Extracted records
## begin

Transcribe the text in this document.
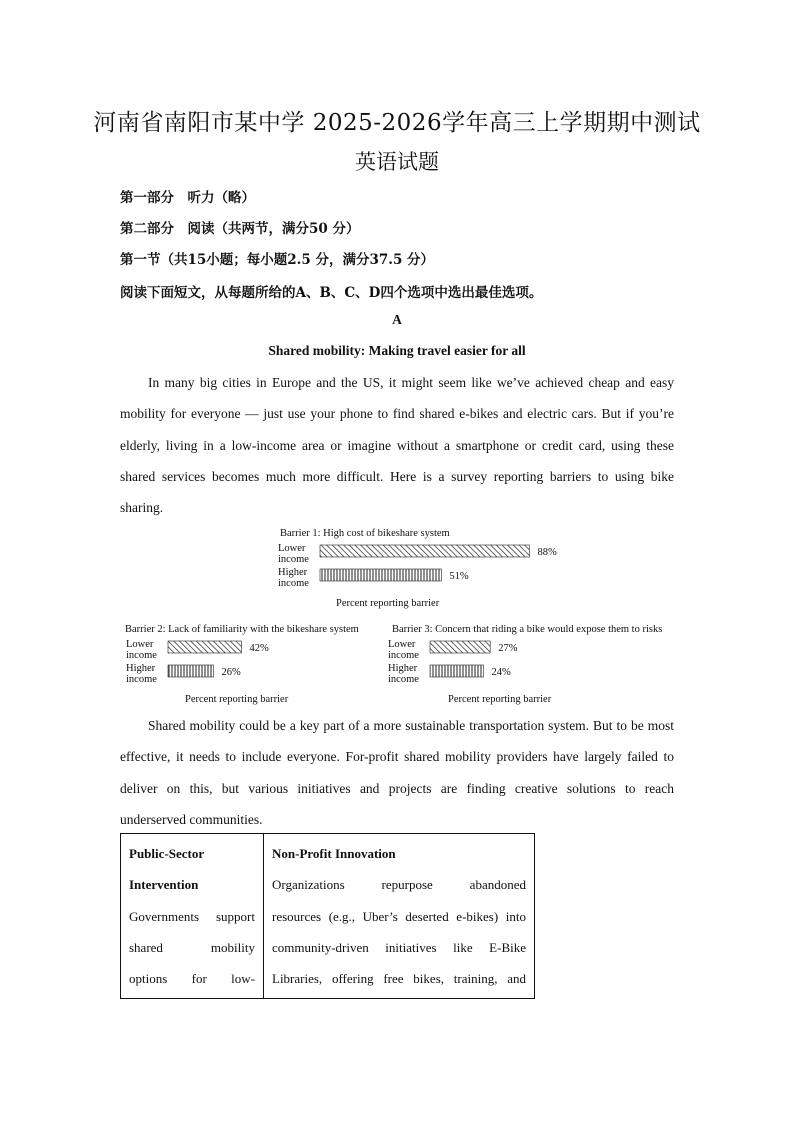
河南省南阳市某中学 2025-2026学年高三上学期期中测试
英语试题
第一部分　听力（略）
第二部分　阅读（共两节，满分50 分）
第一节（共15小题；每小题2.5 分，满分37.5 分）
阅读下面短文，从每题所给的A、B、C、D四个选项中选出最佳选项。
A
Shared mobility: Making travel easier for all
In many big cities in Europe and the US, it might seem like we’ve achieved cheap and easy
mobility for everyone — just use your phone to find shared e-bikes and electric cars. But if you’re
elderly, living in a low-income area or imagine without a smartphone or credit card, using these
shared services becomes much more difficult. Here is a survey reporting barriers to using bike
sharing.
Barrier 1: High cost of bikeshare system
Lower
income
88%
Higher
income
51%
Percent reporting barrier
Barrier 2: Lack of familiarity with the bikeshare system
Lower
income
42%
Higher
income
26%
Percent reporting barrier
Barrier 3: Concern that riding a bike would expose them to risks
Lower
income
27%
Higher
income
24%
Percent reporting barrier
Shared mobility could be a key part of a more sustainable transportation system. But to be most
effective, it needs to include everyone. For-profit shared mobility providers have largely failed to
deliver on this, but various initiatives and projects are finding creative solutions to reach
underserved communities.
Public-Sector
Intervention
Governments support
shared mobility
options for low-

Non-Profit Innovation
Organizations repurpose abandoned
resources (e.g., Uber’s deserted e-bikes) into
community-driven initiatives like E-Bike
Libraries, offering free bikes, training, and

## end

TASK BRIEF
Without the pictures, return the entries exactly as they appear.

TASK SOLUTION
Transcribe the text in this document.
河南省南阳市某中学 2025-2026学年高三上学期期中测试
英语试题
第一部分　听力（略）
第二部分　阅读（共两节，满分50 分）
第一节（共15小题；每小题2.5 分，满分37.5 分）
阅读下面短文，从每题所给的A、B、C、D四个选项中选出最佳选项。
A
Shared mobility: Making travel easier for all
In many big cities in Europe and the US, it might seem like we’ve achieved cheap and easy
mobility for everyone — just use your phone to find shared e-bikes and electric cars. But if you’re
elderly, living in a low-income area or imagine without a smartphone or credit card, using these
shared services becomes much more difficult. Here is a survey reporting barriers to using bike
sharing.
Barrier 1: High cost of bikeshare system
Lower
income
88%
Higher
income
51%
Percent reporting barrier
Barrier 2: Lack of familiarity with the bikeshare system
Lower
income
42%
Higher
income
26%
Percent reporting barrier
Barrier 3: Concern that riding a bike would expose them to risks
Lower
income
27%
Higher
income
24%
Percent reporting barrier
Shared mobility could be a key part of a more sustainable transportation system. But to be most
effective, it needs to include everyone. For-profit shared mobility providers have largely failed to
deliver on this, but various initiatives and projects are finding creative solutions to reach
underserved communities.
Public-Sector
Intervention
Governments support
shared mobility
options for low-

Non-Profit Innovation
Organizations repurpose abandoned
resources (e.g., Uber’s deserted e-bikes) into
community-driven initiatives like E-Bike
Libraries, offering free bikes, training, and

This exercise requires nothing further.